— Start Input material —

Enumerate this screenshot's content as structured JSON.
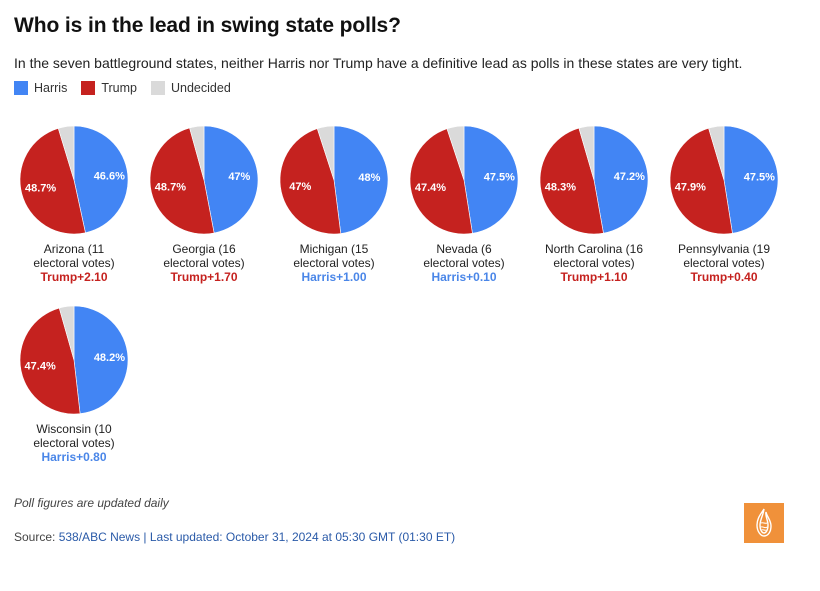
{
  "header": {
    "title": "Who is in the lead in swing state polls?",
    "subtitle": "In the seven battleground states, neither Harris nor Trump have a definitive lead as polls in these states are very tight."
  },
  "legend": [
    {
      "label": "Harris",
      "color": "#4285F4"
    },
    {
      "label": "Trump",
      "color": "#C5221F"
    },
    {
      "label": "Undecided",
      "color": "#DADADA"
    }
  ],
  "chart_data": {
    "type": "pie",
    "title": "Who is in the lead in swing state polls?",
    "series_names": [
      "Harris",
      "Trump",
      "Undecided"
    ],
    "colors": {
      "Harris": "#4285F4",
      "Trump": "#C5221F",
      "Undecided": "#DADADA",
      "lead_harris": "#4A86E8",
      "lead_trump": "#C5221F"
    },
    "legend_position": "top-left",
    "states": [
      {
        "name_line1": "Arizona (11",
        "name_line2": "electoral votes)",
        "harris": 46.6,
        "trump": 48.7,
        "harris_label": "46.6%",
        "trump_label": "48.7%",
        "lead": "Trump+2.10",
        "leader": "trump"
      },
      {
        "name_line1": "Georgia (16",
        "name_line2": "electoral votes)",
        "harris": 47,
        "trump": 48.7,
        "harris_label": "47%",
        "trump_label": "48.7%",
        "lead": "Trump+1.70",
        "leader": "trump"
      },
      {
        "name_line1": "Michigan (15",
        "name_line2": "electoral votes)",
        "harris": 48,
        "trump": 47,
        "harris_label": "48%",
        "trump_label": "47%",
        "lead": "Harris+1.00",
        "leader": "harris"
      },
      {
        "name_line1": "Nevada (6",
        "name_line2": "electoral votes)",
        "harris": 47.5,
        "trump": 47.4,
        "harris_label": "47.5%",
        "trump_label": "47.4%",
        "lead": "Harris+0.10",
        "leader": "harris"
      },
      {
        "name_line1": "North Carolina (16",
        "name_line2": "electoral votes)",
        "harris": 47.2,
        "trump": 48.3,
        "harris_label": "47.2%",
        "trump_label": "48.3%",
        "lead": "Trump+1.10",
        "leader": "trump"
      },
      {
        "name_line1": "Pennsylvania (19",
        "name_line2": "electoral votes)",
        "harris": 47.5,
        "trump": 47.9,
        "harris_label": "47.5%",
        "trump_label": "47.9%",
        "lead": "Trump+0.40",
        "leader": "trump"
      },
      {
        "name_line1": "Wisconsin (10",
        "name_line2": "electoral votes)",
        "harris": 48.2,
        "trump": 47.4,
        "harris_label": "48.2%",
        "trump_label": "47.4%",
        "lead": "Harris+0.80",
        "leader": "harris"
      }
    ]
  },
  "footer": {
    "note": "Poll figures are updated daily",
    "source_prefix": "Source: ",
    "source_link": "538/ABC News | Last updated: October 31, 2024 at 05:30 GMT (01:30 ET)",
    "logo": "al-jazeera-logo"
  }
}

— End Input material —

**What is needed**
Pick out the lines containing the word "updated" and show them.

**Response for this exercise**
    "note": "Poll figures are updated daily",
    "source_link": "538/ABC News | Last updated: October 31, 2024 at 05:30 GMT (01:30 ET)",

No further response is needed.